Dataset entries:
[START]
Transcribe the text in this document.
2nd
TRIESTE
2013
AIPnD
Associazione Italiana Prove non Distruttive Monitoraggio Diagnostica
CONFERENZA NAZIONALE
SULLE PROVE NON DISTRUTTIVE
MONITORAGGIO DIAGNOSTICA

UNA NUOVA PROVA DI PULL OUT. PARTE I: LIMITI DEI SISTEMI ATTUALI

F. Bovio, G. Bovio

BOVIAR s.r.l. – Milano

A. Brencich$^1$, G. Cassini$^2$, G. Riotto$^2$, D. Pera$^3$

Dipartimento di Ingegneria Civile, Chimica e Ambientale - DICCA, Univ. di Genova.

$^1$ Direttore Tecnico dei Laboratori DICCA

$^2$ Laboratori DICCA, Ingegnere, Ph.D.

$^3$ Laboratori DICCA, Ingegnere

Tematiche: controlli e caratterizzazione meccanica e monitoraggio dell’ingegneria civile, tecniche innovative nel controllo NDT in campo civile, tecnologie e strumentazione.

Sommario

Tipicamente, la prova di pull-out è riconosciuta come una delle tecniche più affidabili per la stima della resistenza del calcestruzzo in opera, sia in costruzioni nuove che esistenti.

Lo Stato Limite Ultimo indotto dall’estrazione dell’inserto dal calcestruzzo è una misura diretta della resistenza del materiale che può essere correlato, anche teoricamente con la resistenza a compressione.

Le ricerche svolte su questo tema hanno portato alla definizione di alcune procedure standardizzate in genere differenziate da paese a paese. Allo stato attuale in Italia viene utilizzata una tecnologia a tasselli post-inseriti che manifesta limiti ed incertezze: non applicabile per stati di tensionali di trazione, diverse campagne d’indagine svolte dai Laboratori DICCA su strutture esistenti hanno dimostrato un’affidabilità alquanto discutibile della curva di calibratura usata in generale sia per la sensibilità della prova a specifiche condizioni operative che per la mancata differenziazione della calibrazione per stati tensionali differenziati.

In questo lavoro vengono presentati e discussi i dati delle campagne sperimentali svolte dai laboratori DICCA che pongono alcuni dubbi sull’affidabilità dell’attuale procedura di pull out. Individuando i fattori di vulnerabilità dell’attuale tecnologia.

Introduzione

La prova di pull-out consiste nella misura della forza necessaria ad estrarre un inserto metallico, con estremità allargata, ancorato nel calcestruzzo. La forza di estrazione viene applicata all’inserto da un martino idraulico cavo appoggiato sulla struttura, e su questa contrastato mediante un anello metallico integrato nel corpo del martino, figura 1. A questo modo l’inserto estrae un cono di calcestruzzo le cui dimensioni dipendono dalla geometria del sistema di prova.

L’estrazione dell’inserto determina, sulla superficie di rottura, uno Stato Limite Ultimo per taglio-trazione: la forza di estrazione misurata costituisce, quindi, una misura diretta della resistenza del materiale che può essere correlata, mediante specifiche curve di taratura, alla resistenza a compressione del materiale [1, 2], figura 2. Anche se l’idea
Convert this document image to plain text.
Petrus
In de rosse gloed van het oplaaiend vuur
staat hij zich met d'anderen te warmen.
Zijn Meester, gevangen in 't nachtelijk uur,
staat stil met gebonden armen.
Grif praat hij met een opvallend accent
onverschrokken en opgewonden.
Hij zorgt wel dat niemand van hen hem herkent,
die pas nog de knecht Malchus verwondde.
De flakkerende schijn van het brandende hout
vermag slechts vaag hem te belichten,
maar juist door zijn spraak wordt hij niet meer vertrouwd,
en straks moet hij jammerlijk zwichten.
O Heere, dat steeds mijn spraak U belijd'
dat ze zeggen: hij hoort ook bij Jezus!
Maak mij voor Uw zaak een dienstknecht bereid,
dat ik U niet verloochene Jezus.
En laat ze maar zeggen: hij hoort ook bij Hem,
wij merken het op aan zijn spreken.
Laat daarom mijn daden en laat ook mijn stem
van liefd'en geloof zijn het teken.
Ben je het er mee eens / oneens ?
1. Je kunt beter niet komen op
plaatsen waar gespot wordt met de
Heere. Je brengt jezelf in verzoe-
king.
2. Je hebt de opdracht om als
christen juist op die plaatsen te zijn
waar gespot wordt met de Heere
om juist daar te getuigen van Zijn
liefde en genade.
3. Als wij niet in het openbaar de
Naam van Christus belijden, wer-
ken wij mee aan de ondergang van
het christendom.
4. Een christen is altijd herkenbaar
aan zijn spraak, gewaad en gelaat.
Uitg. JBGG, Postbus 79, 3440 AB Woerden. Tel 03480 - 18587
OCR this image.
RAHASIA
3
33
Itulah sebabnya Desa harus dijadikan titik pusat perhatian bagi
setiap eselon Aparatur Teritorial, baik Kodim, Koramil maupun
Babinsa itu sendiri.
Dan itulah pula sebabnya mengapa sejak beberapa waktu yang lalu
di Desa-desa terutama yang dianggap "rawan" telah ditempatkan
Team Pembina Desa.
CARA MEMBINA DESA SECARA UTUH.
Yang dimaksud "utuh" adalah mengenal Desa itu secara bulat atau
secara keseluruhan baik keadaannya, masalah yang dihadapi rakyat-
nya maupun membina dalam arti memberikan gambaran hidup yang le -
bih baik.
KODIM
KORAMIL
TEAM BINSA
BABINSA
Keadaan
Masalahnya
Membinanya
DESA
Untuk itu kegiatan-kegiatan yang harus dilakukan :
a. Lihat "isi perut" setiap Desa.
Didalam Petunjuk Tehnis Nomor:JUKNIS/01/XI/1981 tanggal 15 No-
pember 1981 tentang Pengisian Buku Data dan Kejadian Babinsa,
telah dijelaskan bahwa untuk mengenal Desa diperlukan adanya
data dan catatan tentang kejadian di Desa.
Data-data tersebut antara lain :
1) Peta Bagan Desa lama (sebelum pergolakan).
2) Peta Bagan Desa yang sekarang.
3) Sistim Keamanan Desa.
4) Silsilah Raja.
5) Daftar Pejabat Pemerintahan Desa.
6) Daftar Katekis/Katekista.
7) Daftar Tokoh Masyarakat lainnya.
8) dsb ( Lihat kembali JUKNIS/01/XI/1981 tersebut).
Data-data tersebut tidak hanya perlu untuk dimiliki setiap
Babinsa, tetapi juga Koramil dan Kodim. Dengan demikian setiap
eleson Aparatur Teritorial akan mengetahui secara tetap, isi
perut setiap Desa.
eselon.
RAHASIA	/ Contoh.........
[END]
[What is expected] Set down the entries above again, word for word.

[The solution]
Transcribe the text in this document.
2nd
TRIESTE
2013
AIPnD
Associazione Italiana Prove non Distruttive Monitoraggio Diagnostica
CONFERENZA NAZIONALE
SULLE PROVE NON DISTRUTTIVE
MONITORAGGIO DIAGNOSTICA

UNA NUOVA PROVA DI PULL OUT. PARTE I: LIMITI DEI SISTEMI ATTUALI

F. Bovio, G. Bovio

BOVIAR s.r.l. – Milano

A. Brencich$^1$, G. Cassini$^2$, G. Riotto$^2$, D. Pera$^3$

Dipartimento di Ingegneria Civile, Chimica e Ambientale - DICCA, Univ. di Genova.

$^1$ Direttore Tecnico dei Laboratori DICCA

$^2$ Laboratori DICCA, Ingegnere, Ph.D.

$^3$ Laboratori DICCA, Ingegnere

Tematiche: controlli e caratterizzazione meccanica e monitoraggio dell’ingegneria civile, tecniche innovative nel controllo NDT in campo civile, tecnologie e strumentazione.

Sommario

Tipicamente, la prova di pull-out è riconosciuta come una delle tecniche più affidabili per la stima della resistenza del calcestruzzo in opera, sia in costruzioni nuove che esistenti.

Lo Stato Limite Ultimo indotto dall’estrazione dell’inserto dal calcestruzzo è una misura diretta della resistenza del materiale che può essere correlato, anche teoricamente con la resistenza a compressione.

Le ricerche svolte su questo tema hanno portato alla definizione di alcune procedure standardizzate in genere differenziate da paese a paese. Allo stato attuale in Italia viene utilizzata una tecnologia a tasselli post-inseriti che manifesta limiti ed incertezze: non applicabile per stati di tensionali di trazione, diverse campagne d’indagine svolte dai Laboratori DICCA su strutture esistenti hanno dimostrato un’affidabilità alquanto discutibile della curva di calibratura usata in generale sia per la sensibilità della prova a specifiche condizioni operative che per la mancata differenziazione della calibrazione per stati tensionali differenziati.

In questo lavoro vengono presentati e discussi i dati delle campagne sperimentali svolte dai laboratori DICCA che pongono alcuni dubbi sull’affidabilità dell’attuale procedura di pull out. Individuando i fattori di vulnerabilità dell’attuale tecnologia.

Introduzione

La prova di pull-out consiste nella misura della forza necessaria ad estrarre un inserto metallico, con estremità allargata, ancorato nel calcestruzzo. La forza di estrazione viene applicata all’inserto da un martino idraulico cavo appoggiato sulla struttura, e su questa contrastato mediante un anello metallico integrato nel corpo del martino, figura 1. A questo modo l’inserto estrae un cono di calcestruzzo le cui dimensioni dipendono dalla geometria del sistema di prova.

L’estrazione dell’inserto determina, sulla superficie di rottura, uno Stato Limite Ultimo per taglio-trazione: la forza di estrazione misurata costituisce, quindi, una misura diretta della resistenza del materiale che può essere correlata, mediante specifiche curve di taratura, alla resistenza a compressione del materiale [1, 2], figura 2. Anche se l’idea
Convert this document image to plain text.
Petrus
In de rosse gloed van het oplaaiend vuur
staat hij zich met d'anderen te warmen.
Zijn Meester, gevangen in 't nachtelijk uur,
staat stil met gebonden armen.
Grif praat hij met een opvallend accent
onverschrokken en opgewonden.
Hij zorgt wel dat niemand van hen hem herkent,
die pas nog de knecht Malchus verwondde.
De flakkerende schijn van het brandende hout
vermag slechts vaag hem te belichten,
maar juist door zijn spraak wordt hij niet meer vertrouwd,
en straks moet hij jammerlijk zwichten.
O Heere, dat steeds mijn spraak U belijd'
dat ze zeggen: hij hoort ook bij Jezus!
Maak mij voor Uw zaak een dienstknecht bereid,
dat ik U niet verloochene Jezus.
En laat ze maar zeggen: hij hoort ook bij Hem,
wij merken het op aan zijn spreken.
Laat daarom mijn daden en laat ook mijn stem
van liefd'en geloof zijn het teken.
Ben je het er mee eens / oneens ?
1. Je kunt beter niet komen op
plaatsen waar gespot wordt met de
Heere. Je brengt jezelf in verzoe-
king.
2. Je hebt de opdracht om als
christen juist op die plaatsen te zijn
waar gespot wordt met de Heere
om juist daar te getuigen van Zijn
liefde en genade.
3. Als wij niet in het openbaar de
Naam van Christus belijden, wer-
ken wij mee aan de ondergang van
het christendom.
4. Een christen is altijd herkenbaar
aan zijn spraak, gewaad en gelaat.
Uitg. JBGG, Postbus 79, 3440 AB Woerden. Tel 03480 - 18587
OCR this image.
RAHASIA
3
33
Itulah sebabnya Desa harus dijadikan titik pusat perhatian bagi
setiap eselon Aparatur Teritorial, baik Kodim, Koramil maupun
Babinsa itu sendiri.
Dan itulah pula sebabnya mengapa sejak beberapa waktu yang lalu
di Desa-desa terutama yang dianggap "rawan" telah ditempatkan
Team Pembina Desa.
CARA MEMBINA DESA SECARA UTUH.
Yang dimaksud "utuh" adalah mengenal Desa itu secara bulat atau
secara keseluruhan baik keadaannya, masalah yang dihadapi rakyat-
nya maupun membina dalam arti memberikan gambaran hidup yang le -
bih baik.
KODIM
KORAMIL
TEAM BINSA
BABINSA
Keadaan
Masalahnya
Membinanya
DESA
Untuk itu kegiatan-kegiatan yang harus dilakukan :
a. Lihat "isi perut" setiap Desa.
Didalam Petunjuk Tehnis Nomor:JUKNIS/01/XI/1981 tanggal 15 No-
pember 1981 tentang Pengisian Buku Data dan Kejadian Babinsa,
telah dijelaskan bahwa untuk mengenal Desa diperlukan adanya
data dan catatan tentang kejadian di Desa.
Data-data tersebut antara lain :
1) Peta Bagan Desa lama (sebelum pergolakan).
2) Peta Bagan Desa yang sekarang.
3) Sistim Keamanan Desa.
4) Silsilah Raja.
5) Daftar Pejabat Pemerintahan Desa.
6) Daftar Katekis/Katekista.
7) Daftar Tokoh Masyarakat lainnya.
8) dsb ( Lihat kembali JUKNIS/01/XI/1981 tersebut).
Data-data tersebut tidak hanya perlu untuk dimiliki setiap
Babinsa, tetapi juga Koramil dan Kodim. Dengan demikian setiap
eleson Aparatur Teritorial akan mengetahui secara tetap, isi
perut setiap Desa.
eselon.
RAHASIA	/ Contoh.........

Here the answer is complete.